#### OBJECTIVE
Copy out all of the material exactly as presented.

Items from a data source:

───

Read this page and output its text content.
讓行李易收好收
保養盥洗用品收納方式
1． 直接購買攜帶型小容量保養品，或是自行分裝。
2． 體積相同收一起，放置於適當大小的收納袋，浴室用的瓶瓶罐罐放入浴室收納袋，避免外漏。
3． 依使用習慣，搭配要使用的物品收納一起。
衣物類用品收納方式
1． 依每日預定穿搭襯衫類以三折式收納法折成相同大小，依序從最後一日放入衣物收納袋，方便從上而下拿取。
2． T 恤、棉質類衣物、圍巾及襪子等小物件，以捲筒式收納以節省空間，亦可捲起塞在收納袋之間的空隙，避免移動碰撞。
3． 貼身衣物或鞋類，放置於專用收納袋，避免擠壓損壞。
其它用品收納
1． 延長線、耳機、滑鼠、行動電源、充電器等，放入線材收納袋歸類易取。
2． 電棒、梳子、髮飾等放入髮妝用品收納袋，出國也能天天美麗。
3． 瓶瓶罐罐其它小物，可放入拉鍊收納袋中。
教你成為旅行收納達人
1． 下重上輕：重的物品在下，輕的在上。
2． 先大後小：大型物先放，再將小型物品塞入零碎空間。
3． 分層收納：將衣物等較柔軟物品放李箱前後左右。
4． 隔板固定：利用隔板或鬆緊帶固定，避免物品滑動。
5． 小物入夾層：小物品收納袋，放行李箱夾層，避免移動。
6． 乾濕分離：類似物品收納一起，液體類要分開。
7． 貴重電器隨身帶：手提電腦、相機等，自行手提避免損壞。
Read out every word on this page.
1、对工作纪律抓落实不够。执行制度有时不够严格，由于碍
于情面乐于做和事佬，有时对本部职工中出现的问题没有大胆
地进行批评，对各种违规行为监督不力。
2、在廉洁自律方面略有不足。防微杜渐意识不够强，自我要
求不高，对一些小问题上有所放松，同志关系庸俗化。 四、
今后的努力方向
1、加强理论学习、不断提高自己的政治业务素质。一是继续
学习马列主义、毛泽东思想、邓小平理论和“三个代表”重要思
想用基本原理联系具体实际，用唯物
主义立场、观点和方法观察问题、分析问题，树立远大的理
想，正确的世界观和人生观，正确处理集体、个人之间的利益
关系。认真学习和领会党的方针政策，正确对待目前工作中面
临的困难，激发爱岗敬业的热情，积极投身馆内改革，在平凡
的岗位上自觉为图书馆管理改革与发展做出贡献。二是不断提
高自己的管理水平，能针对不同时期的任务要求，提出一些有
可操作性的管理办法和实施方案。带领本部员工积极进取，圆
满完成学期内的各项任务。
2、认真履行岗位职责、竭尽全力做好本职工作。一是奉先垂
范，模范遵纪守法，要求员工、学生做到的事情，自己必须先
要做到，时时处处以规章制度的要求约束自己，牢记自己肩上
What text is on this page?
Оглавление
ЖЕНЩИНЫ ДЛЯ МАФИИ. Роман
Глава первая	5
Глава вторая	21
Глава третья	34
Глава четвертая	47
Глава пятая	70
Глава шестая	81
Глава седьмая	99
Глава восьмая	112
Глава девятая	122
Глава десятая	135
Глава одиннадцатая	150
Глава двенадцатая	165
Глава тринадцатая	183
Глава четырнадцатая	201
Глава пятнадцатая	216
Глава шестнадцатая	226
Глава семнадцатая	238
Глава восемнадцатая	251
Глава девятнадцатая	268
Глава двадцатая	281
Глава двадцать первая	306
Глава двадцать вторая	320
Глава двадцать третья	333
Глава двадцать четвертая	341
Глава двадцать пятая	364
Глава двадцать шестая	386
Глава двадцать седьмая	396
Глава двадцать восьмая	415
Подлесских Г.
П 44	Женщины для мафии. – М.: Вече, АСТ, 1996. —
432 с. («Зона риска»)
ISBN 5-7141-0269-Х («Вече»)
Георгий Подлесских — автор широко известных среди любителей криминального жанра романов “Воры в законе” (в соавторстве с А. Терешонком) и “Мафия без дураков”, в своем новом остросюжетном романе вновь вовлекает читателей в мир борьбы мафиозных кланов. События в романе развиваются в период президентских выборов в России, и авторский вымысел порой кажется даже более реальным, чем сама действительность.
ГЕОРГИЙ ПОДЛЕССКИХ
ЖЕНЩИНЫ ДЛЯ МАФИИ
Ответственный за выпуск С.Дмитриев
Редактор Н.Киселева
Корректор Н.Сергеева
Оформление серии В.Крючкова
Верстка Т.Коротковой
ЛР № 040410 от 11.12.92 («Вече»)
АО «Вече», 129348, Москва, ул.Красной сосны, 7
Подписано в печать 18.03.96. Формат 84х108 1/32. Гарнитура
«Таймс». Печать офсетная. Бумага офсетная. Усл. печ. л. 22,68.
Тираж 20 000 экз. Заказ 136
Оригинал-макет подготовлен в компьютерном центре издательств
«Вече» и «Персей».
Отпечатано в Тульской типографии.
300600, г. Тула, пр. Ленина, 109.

───

#### WRITTEN ANSWER
Read this page and output its text content.
讓行李易收好收
保養盥洗用品收納方式
1． 直接購買攜帶型小容量保養品，或是自行分裝。
2． 體積相同收一起，放置於適當大小的收納袋，浴室用的瓶瓶罐罐放入浴室收納袋，避免外漏。
3． 依使用習慣，搭配要使用的物品收納一起。
衣物類用品收納方式
1． 依每日預定穿搭襯衫類以三折式收納法折成相同大小，依序從最後一日放入衣物收納袋，方便從上而下拿取。
2． T 恤、棉質類衣物、圍巾及襪子等小物件，以捲筒式收納以節省空間，亦可捲起塞在收納袋之間的空隙，避免移動碰撞。
3． 貼身衣物或鞋類，放置於專用收納袋，避免擠壓損壞。
其它用品收納
1． 延長線、耳機、滑鼠、行動電源、充電器等，放入線材收納袋歸類易取。
2． 電棒、梳子、髮飾等放入髮妝用品收納袋，出國也能天天美麗。
3． 瓶瓶罐罐其它小物，可放入拉鍊收納袋中。
教你成為旅行收納達人
1． 下重上輕：重的物品在下，輕的在上。
2． 先大後小：大型物先放，再將小型物品塞入零碎空間。
3． 分層收納：將衣物等較柔軟物品放李箱前後左右。
4． 隔板固定：利用隔板或鬆緊帶固定，避免物品滑動。
5． 小物入夾層：小物品收納袋，放行李箱夾層，避免移動。
6． 乾濕分離：類似物品收納一起，液體類要分開。
7． 貴重電器隨身帶：手提電腦、相機等，自行手提避免損壞。
Read out every word on this page.
1、对工作纪律抓落实不够。执行制度有时不够严格，由于碍
于情面乐于做和事佬，有时对本部职工中出现的问题没有大胆
地进行批评，对各种违规行为监督不力。
2、在廉洁自律方面略有不足。防微杜渐意识不够强，自我要
求不高，对一些小问题上有所放松，同志关系庸俗化。 四、
今后的努力方向
1、加强理论学习、不断提高自己的政治业务素质。一是继续
学习马列主义、毛泽东思想、邓小平理论和“三个代表”重要思
想用基本原理联系具体实际，用唯物
主义立场、观点和方法观察问题、分析问题，树立远大的理
想，正确的世界观和人生观，正确处理集体、个人之间的利益
关系。认真学习和领会党的方针政策，正确对待目前工作中面
临的困难，激发爱岗敬业的热情，积极投身馆内改革，在平凡
的岗位上自觉为图书馆管理改革与发展做出贡献。二是不断提
高自己的管理水平，能针对不同时期的任务要求，提出一些有
可操作性的管理办法和实施方案。带领本部员工积极进取，圆
满完成学期内的各项任务。
2、认真履行岗位职责、竭尽全力做好本职工作。一是奉先垂
范，模范遵纪守法，要求员工、学生做到的事情，自己必须先
要做到，时时处处以规章制度的要求约束自己，牢记自己肩上
What text is on this page?
Оглавление
ЖЕНЩИНЫ ДЛЯ МАФИИ. Роман
Глава первая	5
Глава вторая	21
Глава третья	34
Глава четвертая	47
Глава пятая	70
Глава шестая	81
Глава седьмая	99
Глава восьмая	112
Глава девятая	122
Глава десятая	135
Глава одиннадцатая	150
Глава двенадцатая	165
Глава тринадцатая	183
Глава четырнадцатая	201
Глава пятнадцатая	216
Глава шестнадцатая	226
Глава семнадцатая	238
Глава восемнадцатая	251
Глава девятнадцатая	268
Глава двадцатая	281
Глава двадцать первая	306
Глава двадцать вторая	320
Глава двадцать третья	333
Глава двадцать четвертая	341
Глава двадцать пятая	364
Глава двадцать шестая	386
Глава двадцать седьмая	396
Глава двадцать восьмая	415
Подлесских Г.
П 44	Женщины для мафии. – М.: Вече, АСТ, 1996. —
432 с. («Зона риска»)
ISBN 5-7141-0269-Х («Вече»)
Георгий Подлесских — автор широко известных среди любителей криминального жанра романов “Воры в законе” (в соавторстве с А. Терешонком) и “Мафия без дураков”, в своем новом остросюжетном романе вновь вовлекает читателей в мир борьбы мафиозных кланов. События в романе развиваются в период президентских выборов в России, и авторский вымысел порой кажется даже более реальным, чем сама действительность.
ГЕОРГИЙ ПОДЛЕССКИХ
ЖЕНЩИНЫ ДЛЯ МАФИИ
Ответственный за выпуск С.Дмитриев
Редактор Н.Киселева
Корректор Н.Сергеева
Оформление серии В.Крючкова
Верстка Т.Коротковой
ЛР № 040410 от 11.12.92 («Вече»)
АО «Вече», 129348, Москва, ул.Красной сосны, 7
Подписано в печать 18.03.96. Формат 84х108 1/32. Гарнитура
«Таймс». Печать офсетная. Бумага офсетная. Усл. печ. л. 22,68.
Тираж 20 000 экз. Заказ 136
Оригинал-макет подготовлен в компьютерном центре издательств
«Вече» и «Персей».
Отпечатано в Тульской типографии.
300600, г. Тула, пр. Ленина, 109.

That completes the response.